- Stored data:
>> Begin

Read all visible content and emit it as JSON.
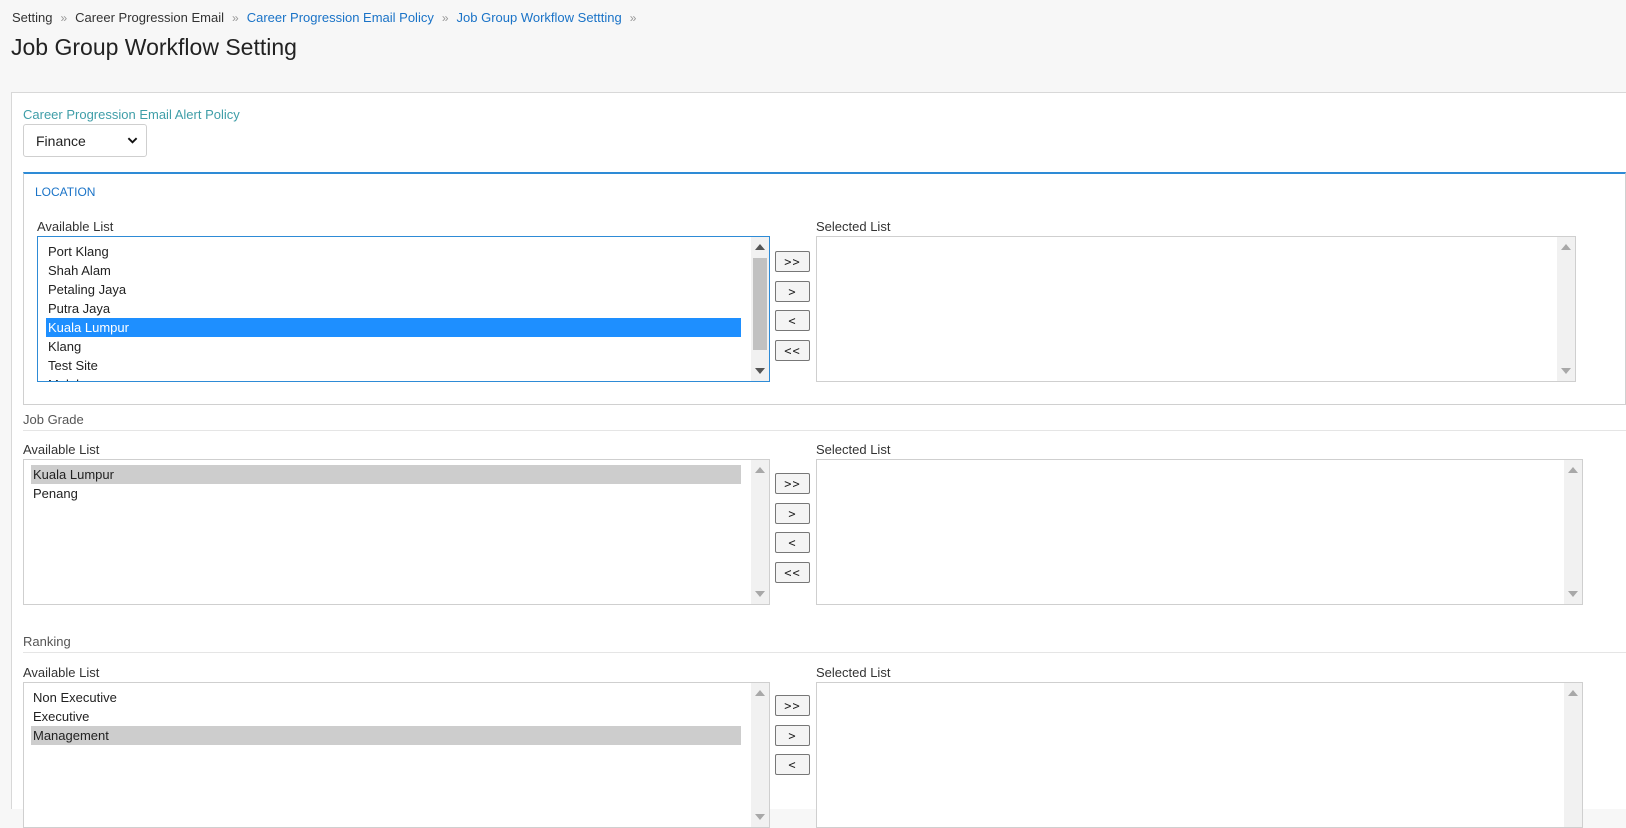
{
  "breadcrumb": [
    {
      "label": "Setting",
      "link": false
    },
    {
      "label": "Career Progression Email",
      "link": false
    },
    {
      "label": "Career Progression Email Policy",
      "link": true
    },
    {
      "label": "Job Group Workflow Settting",
      "link": true
    }
  ],
  "breadcrumb_separator": "»",
  "page_title": "Job Group Workflow Setting",
  "policy": {
    "label": "Career Progression Email Alert Policy",
    "selected": "Finance"
  },
  "location": {
    "title": "LOCATION",
    "available_label": "Available List",
    "selected_label": "Selected List",
    "available_items": [
      "Port Klang",
      "Shah Alam",
      "Petaling Jaya",
      "Putra Jaya",
      "Kuala Lumpur",
      "Klang",
      "Test Site",
      "Melaka"
    ],
    "highlighted_item": "Kuala Lumpur",
    "selected_items": []
  },
  "job_grade": {
    "title": "Job Grade",
    "available_label": "Available List",
    "selected_label": "Selected List",
    "available_items": [
      "Kuala Lumpur",
      "Penang"
    ],
    "highlighted_item": "Kuala Lumpur",
    "selected_items": []
  },
  "ranking": {
    "title": "Ranking",
    "available_label": "Available List",
    "selected_label": "Selected List",
    "available_items": [
      "Non Executive",
      "Executive",
      "Management"
    ],
    "highlighted_item": "Management",
    "selected_items": []
  },
  "buttons": {
    "move_all_right": ">>",
    "move_right": ">",
    "move_left": "<",
    "move_all_left": "<<"
  },
  "icons": {
    "breadcrumb_separator": "double-chevron-right-icon",
    "select_dropdown": "chevron-down-icon"
  },
  "colors": {
    "link": "#1a73c7",
    "policy_label": "#3f9ea8",
    "location_border": "#2e8bd6",
    "selection_blue": "#1e8fff",
    "selection_gray": "#cdcdcd"
  }
}
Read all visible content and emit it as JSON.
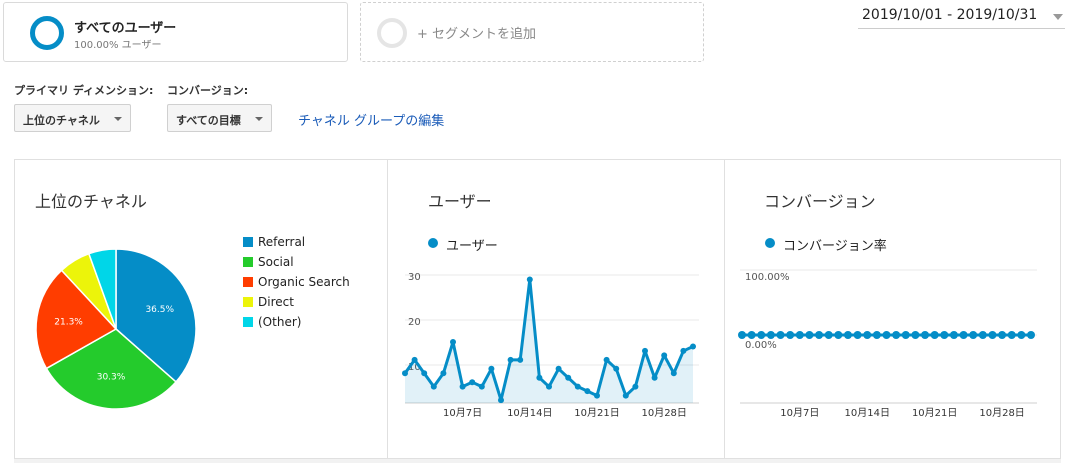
{
  "segment": {
    "name": "すべてのユーザー",
    "percent": "100.00% ユーザー",
    "add_label": "+ セグメントを追加"
  },
  "date_range": "2019/10/01 - 2019/10/31",
  "primary_dimension": {
    "label": "プライマリ ディメンション:",
    "value": "上位のチャネル"
  },
  "conversion": {
    "label": "コンバージョン:",
    "value": "すべての目標"
  },
  "edit_channel_group": "チャネル グループの編集",
  "panels": {
    "channels": "上位のチャネル",
    "users": "ユーザー",
    "conversions": "コンバージョン"
  },
  "legends": {
    "users_series": "ユーザー",
    "conversion_series": "コンバージョン率"
  },
  "colors": {
    "accent": "#058dc7",
    "social": "#24cb2c",
    "organic": "#ff3d00",
    "direct": "#ecf40a",
    "other": "#00d6e8"
  },
  "chart_data": [
    {
      "type": "pie",
      "title": "上位のチャネル",
      "categories": [
        "Referral",
        "Social",
        "Organic Search",
        "Direct",
        "(Other)"
      ],
      "values": [
        36.5,
        30.3,
        21.3,
        6.4,
        5.5
      ],
      "labels_shown": [
        "36.5%",
        "30.3%",
        "21.3%",
        "",
        ""
      ],
      "colors": [
        "#058dc7",
        "#24cb2c",
        "#ff3d00",
        "#ecf40a",
        "#00d6e8"
      ],
      "legend": "right"
    },
    {
      "type": "area",
      "title": "ユーザー",
      "x": [
        "10/1",
        "10/2",
        "10/3",
        "10/4",
        "10/5",
        "10/6",
        "10/7",
        "10/8",
        "10/9",
        "10/10",
        "10/11",
        "10/12",
        "10/13",
        "10/14",
        "10/15",
        "10/16",
        "10/17",
        "10/18",
        "10/19",
        "10/20",
        "10/21",
        "10/22",
        "10/23",
        "10/24",
        "10/25",
        "10/26",
        "10/27",
        "10/28",
        "10/29",
        "10/30",
        "10/31"
      ],
      "series": [
        {
          "name": "ユーザー",
          "values": [
            8,
            11,
            8,
            5,
            8,
            15,
            5,
            6,
            5,
            9,
            2,
            11,
            11,
            29,
            7,
            5,
            9,
            7,
            5,
            4,
            3,
            11,
            9,
            3,
            5,
            13,
            7,
            12,
            8,
            13,
            14
          ]
        }
      ],
      "yticks": [
        "30",
        "20",
        "10"
      ],
      "ylim": [
        0,
        30
      ],
      "xticks": [
        "10月7日",
        "10月14日",
        "10月21日",
        "10月28日"
      ],
      "grid": true
    },
    {
      "type": "line",
      "title": "コンバージョン",
      "x": [
        "10/1",
        "10/2",
        "10/3",
        "10/4",
        "10/5",
        "10/6",
        "10/7",
        "10/8",
        "10/9",
        "10/10",
        "10/11",
        "10/12",
        "10/13",
        "10/14",
        "10/15",
        "10/16",
        "10/17",
        "10/18",
        "10/19",
        "10/20",
        "10/21",
        "10/22",
        "10/23",
        "10/24",
        "10/25",
        "10/26",
        "10/27",
        "10/28",
        "10/29",
        "10/30",
        "10/31"
      ],
      "series": [
        {
          "name": "コンバージョン率",
          "values": [
            0,
            0,
            0,
            0,
            0,
            0,
            0,
            0,
            0,
            0,
            0,
            0,
            0,
            0,
            0,
            0,
            0,
            0,
            0,
            0,
            0,
            0,
            0,
            0,
            0,
            0,
            0,
            0,
            0,
            0,
            0
          ]
        }
      ],
      "yticks": [
        "100.00%",
        "0.00%"
      ],
      "xticks": [
        "10月7日",
        "10月14日",
        "10月21日",
        "10月28日"
      ],
      "grid": true
    }
  ]
}
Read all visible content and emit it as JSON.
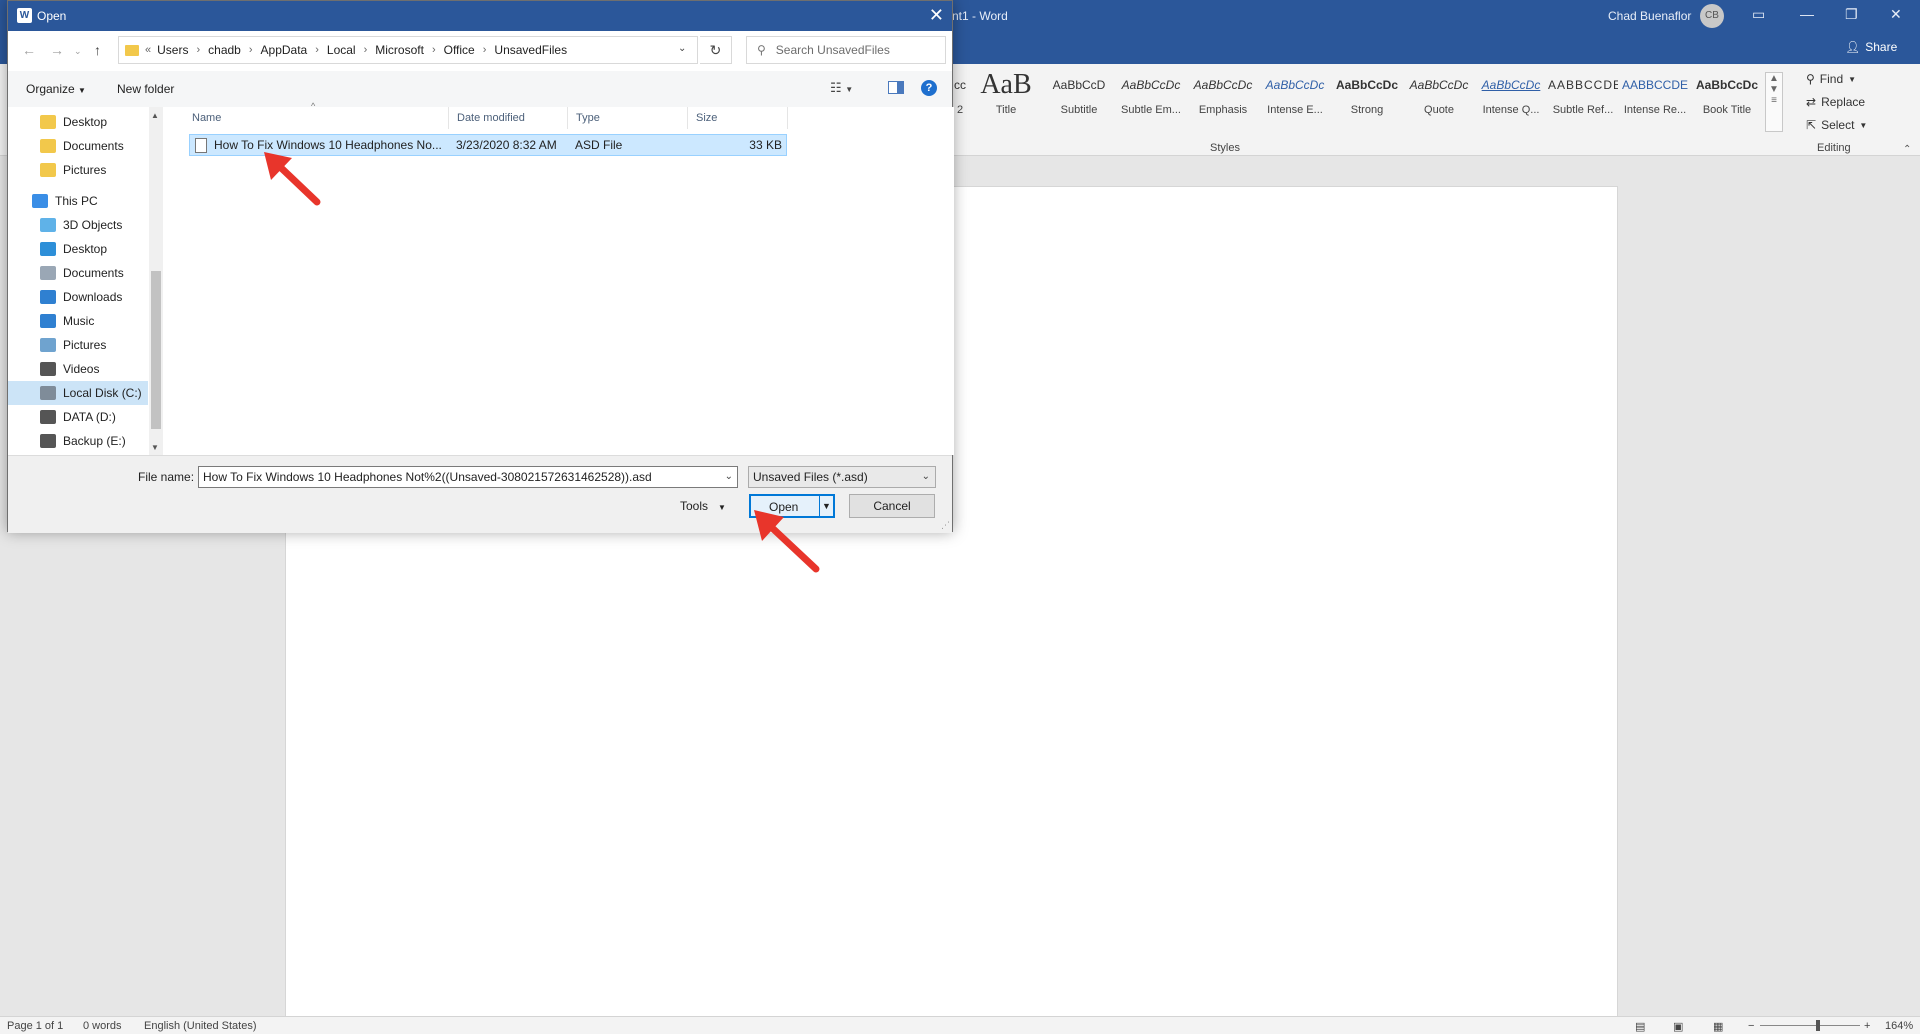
{
  "word": {
    "title": "nt1  -  Word",
    "user_name": "Chad Buenaflor",
    "user_initials": "CB",
    "share_label": "Share",
    "styles": [
      {
        "preview": "cc",
        "label": "2"
      },
      {
        "preview": "AaB",
        "label": "Title"
      },
      {
        "preview": "AaBbCcD",
        "label": "Subtitle"
      },
      {
        "preview": "AaBbCcDc",
        "label": "Subtle Em..."
      },
      {
        "preview": "AaBbCcDc",
        "label": "Emphasis"
      },
      {
        "preview": "AaBbCcDc",
        "label": "Intense E..."
      },
      {
        "preview": "AaBbCcDc",
        "label": "Strong"
      },
      {
        "preview": "AaBbCcDc",
        "label": "Quote"
      },
      {
        "preview": "AaBbCcDc",
        "label": "Intense Q..."
      },
      {
        "preview": "AABBCCDE",
        "label": "Subtle Ref..."
      },
      {
        "preview": "AABBCCDE",
        "label": "Intense Re..."
      },
      {
        "preview": "AaBbCcDc",
        "label": "Book Title"
      }
    ],
    "styles_group_label": "Styles",
    "editing": {
      "find": "Find",
      "replace": "Replace",
      "select": "Select",
      "group_label": "Editing"
    },
    "status": {
      "page": "Page 1 of 1",
      "words": "0 words",
      "language": "English (United States)",
      "zoom": "164%"
    }
  },
  "dialog": {
    "title": "Open",
    "breadcrumb_overflow": "«",
    "breadcrumb": [
      "Users",
      "chadb",
      "AppData",
      "Local",
      "Microsoft",
      "Office",
      "UnsavedFiles"
    ],
    "search_placeholder": "Search UnsavedFiles",
    "organize_label": "Organize",
    "new_folder_label": "New folder",
    "help_label": "?",
    "nav_items": [
      {
        "label": "Desktop",
        "icon": "folder-icon",
        "color": "#f2c84b"
      },
      {
        "label": "Documents",
        "icon": "folder-icon",
        "color": "#f2c84b"
      },
      {
        "label": "Pictures",
        "icon": "folder-icon",
        "color": "#f2c84b"
      },
      {
        "label": "This PC",
        "icon": "computer-icon",
        "color": "#3a8ee6"
      },
      {
        "label": "3D Objects",
        "icon": "cube-icon",
        "color": "#5fb2e8"
      },
      {
        "label": "Desktop",
        "icon": "desktop-icon",
        "color": "#2d8fd8"
      },
      {
        "label": "Documents",
        "icon": "document-icon",
        "color": "#9aa7b5"
      },
      {
        "label": "Downloads",
        "icon": "download-icon",
        "color": "#2f80d1"
      },
      {
        "label": "Music",
        "icon": "music-icon",
        "color": "#2f80d1"
      },
      {
        "label": "Pictures",
        "icon": "picture-icon",
        "color": "#6fa3cf"
      },
      {
        "label": "Videos",
        "icon": "video-icon",
        "color": "#555555"
      },
      {
        "label": "Local Disk (C:)",
        "icon": "drive-icon",
        "color": "#7f8c99"
      },
      {
        "label": "DATA (D:)",
        "icon": "drive-icon",
        "color": "#555555"
      },
      {
        "label": "Backup (E:)",
        "icon": "drive-icon",
        "color": "#555555"
      }
    ],
    "columns": {
      "name": "Name",
      "date": "Date modified",
      "type": "Type",
      "size": "Size"
    },
    "files": [
      {
        "name": "How To Fix Windows 10 Headphones No...",
        "date": "3/23/2020 8:32 AM",
        "type": "ASD File",
        "size": "33 KB"
      }
    ],
    "filename_label": "File name:",
    "filename_value": "How To Fix Windows 10 Headphones Not%2((Unsaved-308021572631462528)).asd",
    "filetype_value": "Unsaved Files (*.asd)",
    "tools_label": "Tools",
    "open_label": "Open",
    "cancel_label": "Cancel"
  },
  "colors": {
    "accent": "#2b579a",
    "selection": "#cce8ff",
    "annotation_arrow": "#e8352b"
  }
}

>> End

- Given problem: Your task is to list each line of the records with the word "Search".

- Answer to the exercise:
        "Organic Search",
    "search_placeholder": "Search UnsavedFiles",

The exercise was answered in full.